### Objective
Output all the data exactly. Pictures do not belong in the copy.
═══ Given data
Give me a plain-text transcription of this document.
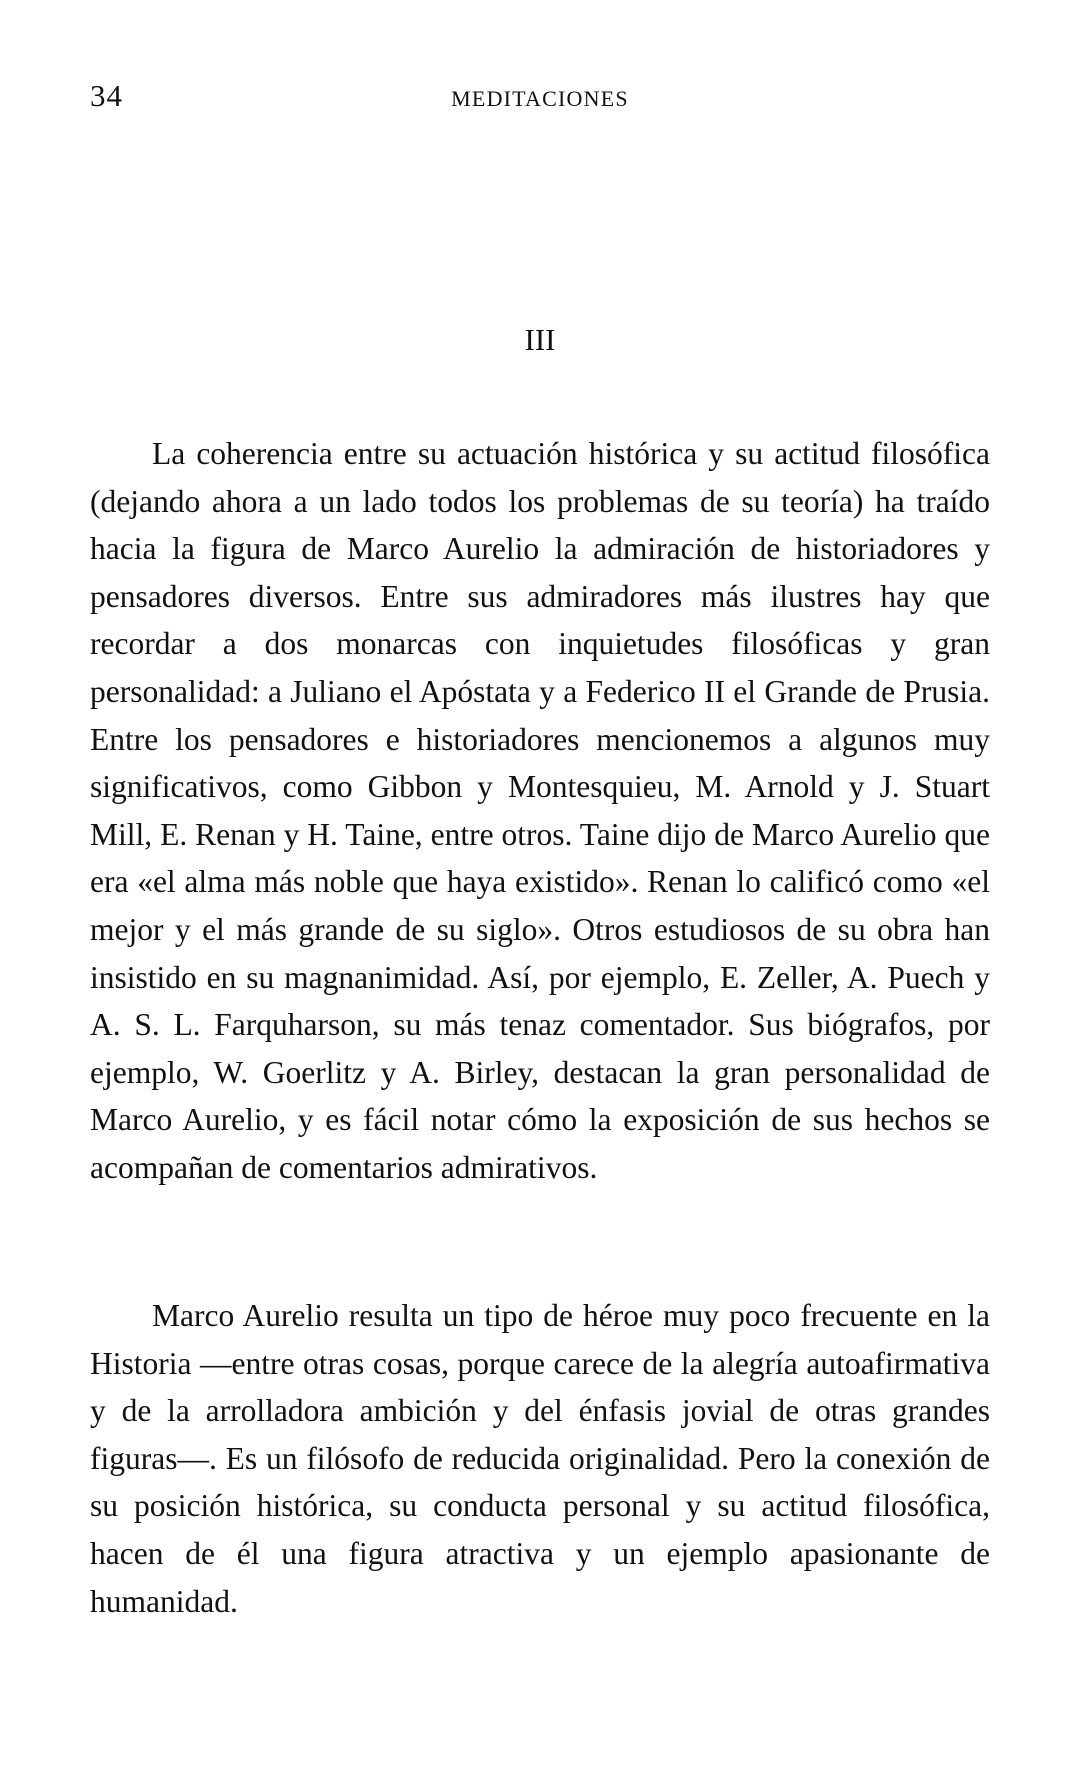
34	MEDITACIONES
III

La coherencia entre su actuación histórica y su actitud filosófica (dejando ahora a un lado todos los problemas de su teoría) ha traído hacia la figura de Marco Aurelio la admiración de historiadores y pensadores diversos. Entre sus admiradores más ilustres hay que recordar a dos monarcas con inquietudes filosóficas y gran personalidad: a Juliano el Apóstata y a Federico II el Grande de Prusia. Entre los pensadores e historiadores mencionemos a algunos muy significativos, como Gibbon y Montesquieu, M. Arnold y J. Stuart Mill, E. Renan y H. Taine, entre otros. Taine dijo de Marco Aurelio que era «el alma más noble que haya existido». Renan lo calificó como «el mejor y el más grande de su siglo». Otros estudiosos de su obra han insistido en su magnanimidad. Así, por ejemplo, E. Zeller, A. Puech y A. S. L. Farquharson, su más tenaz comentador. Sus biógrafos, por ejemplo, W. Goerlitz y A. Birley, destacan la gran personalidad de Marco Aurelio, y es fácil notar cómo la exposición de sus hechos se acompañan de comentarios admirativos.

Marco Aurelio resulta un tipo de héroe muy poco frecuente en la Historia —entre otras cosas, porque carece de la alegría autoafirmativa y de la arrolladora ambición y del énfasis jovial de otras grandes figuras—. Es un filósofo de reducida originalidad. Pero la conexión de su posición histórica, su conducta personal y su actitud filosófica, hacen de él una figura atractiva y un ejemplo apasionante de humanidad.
══════
### Answer to the problem
Give me a plain-text transcription of this document.
34	MEDITACIONES
III

La coherencia entre su actuación histórica y su actitud filosófica (dejando ahora a un lado todos los problemas de su teoría) ha traído hacia la figura de Marco Aurelio la admiración de historiadores y pensadores diversos. Entre sus admiradores más ilustres hay que recordar a dos monarcas con inquietudes filosóficas y gran personalidad: a Juliano el Apóstata y a Federico II el Grande de Prusia. Entre los pensadores e historiadores mencionemos a algunos muy significativos, como Gibbon y Montesquieu, M. Arnold y J. Stuart Mill, E. Renan y H. Taine, entre otros. Taine dijo de Marco Aurelio que era «el alma más noble que haya existido». Renan lo calificó como «el mejor y el más grande de su siglo». Otros estudiosos de su obra han insistido en su magnanimidad. Así, por ejemplo, E. Zeller, A. Puech y A. S. L. Farquharson, su más tenaz comentador. Sus biógrafos, por ejemplo, W. Goerlitz y A. Birley, destacan la gran personalidad de Marco Aurelio, y es fácil notar cómo la exposición de sus hechos se acompañan de comentarios admirativos.

Marco Aurelio resulta un tipo de héroe muy poco frecuente en la Historia —entre otras cosas, porque carece de la alegría autoafirmativa y de la arrolladora ambición y del énfasis jovial de otras grandes figuras—. Es un filósofo de reducida originalidad. Pero la conexión de su posición histórica, su conducta personal y su actitud filosófica, hacen de él una figura atractiva y un ejemplo apasionante de humanidad.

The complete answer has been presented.